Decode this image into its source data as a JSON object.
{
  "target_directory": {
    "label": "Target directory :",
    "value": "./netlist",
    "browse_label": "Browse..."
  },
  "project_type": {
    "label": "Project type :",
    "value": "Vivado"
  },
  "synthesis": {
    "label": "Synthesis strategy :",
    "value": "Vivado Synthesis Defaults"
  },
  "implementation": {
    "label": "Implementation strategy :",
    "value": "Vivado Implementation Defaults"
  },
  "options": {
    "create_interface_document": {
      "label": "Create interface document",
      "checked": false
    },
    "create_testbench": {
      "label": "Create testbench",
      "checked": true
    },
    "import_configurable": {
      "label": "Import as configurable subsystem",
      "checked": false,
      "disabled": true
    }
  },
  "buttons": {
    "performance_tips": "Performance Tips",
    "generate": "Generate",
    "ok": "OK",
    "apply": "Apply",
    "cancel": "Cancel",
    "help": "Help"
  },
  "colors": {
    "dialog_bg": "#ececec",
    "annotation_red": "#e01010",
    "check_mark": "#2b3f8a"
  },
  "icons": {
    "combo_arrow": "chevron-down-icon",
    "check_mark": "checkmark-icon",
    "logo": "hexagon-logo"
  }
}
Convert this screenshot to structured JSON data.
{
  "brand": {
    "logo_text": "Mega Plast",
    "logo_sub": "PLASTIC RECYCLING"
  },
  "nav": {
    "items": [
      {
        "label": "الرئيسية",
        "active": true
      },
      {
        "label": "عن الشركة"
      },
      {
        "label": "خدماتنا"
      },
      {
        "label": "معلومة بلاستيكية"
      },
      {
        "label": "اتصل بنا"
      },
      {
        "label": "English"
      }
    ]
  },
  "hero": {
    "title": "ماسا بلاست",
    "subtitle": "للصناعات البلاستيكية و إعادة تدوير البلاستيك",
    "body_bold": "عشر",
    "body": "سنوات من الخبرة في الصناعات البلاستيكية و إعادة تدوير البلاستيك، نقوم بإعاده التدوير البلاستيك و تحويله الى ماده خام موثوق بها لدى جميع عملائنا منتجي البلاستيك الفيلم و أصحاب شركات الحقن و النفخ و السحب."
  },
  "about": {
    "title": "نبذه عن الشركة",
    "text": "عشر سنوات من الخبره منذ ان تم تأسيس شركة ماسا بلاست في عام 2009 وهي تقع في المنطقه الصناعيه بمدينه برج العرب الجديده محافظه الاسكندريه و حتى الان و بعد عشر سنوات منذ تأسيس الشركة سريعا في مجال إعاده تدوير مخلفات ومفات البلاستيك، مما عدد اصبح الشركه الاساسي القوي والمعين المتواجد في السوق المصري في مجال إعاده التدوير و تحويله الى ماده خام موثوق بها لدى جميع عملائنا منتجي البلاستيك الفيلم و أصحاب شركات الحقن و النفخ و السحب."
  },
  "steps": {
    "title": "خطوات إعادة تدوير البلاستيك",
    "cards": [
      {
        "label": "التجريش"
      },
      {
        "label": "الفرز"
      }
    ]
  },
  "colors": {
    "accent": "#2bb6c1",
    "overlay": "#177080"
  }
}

* _Task_
In the records above, how many lines contain the string "تحويله"? State that number only.

* _Result for this task_
2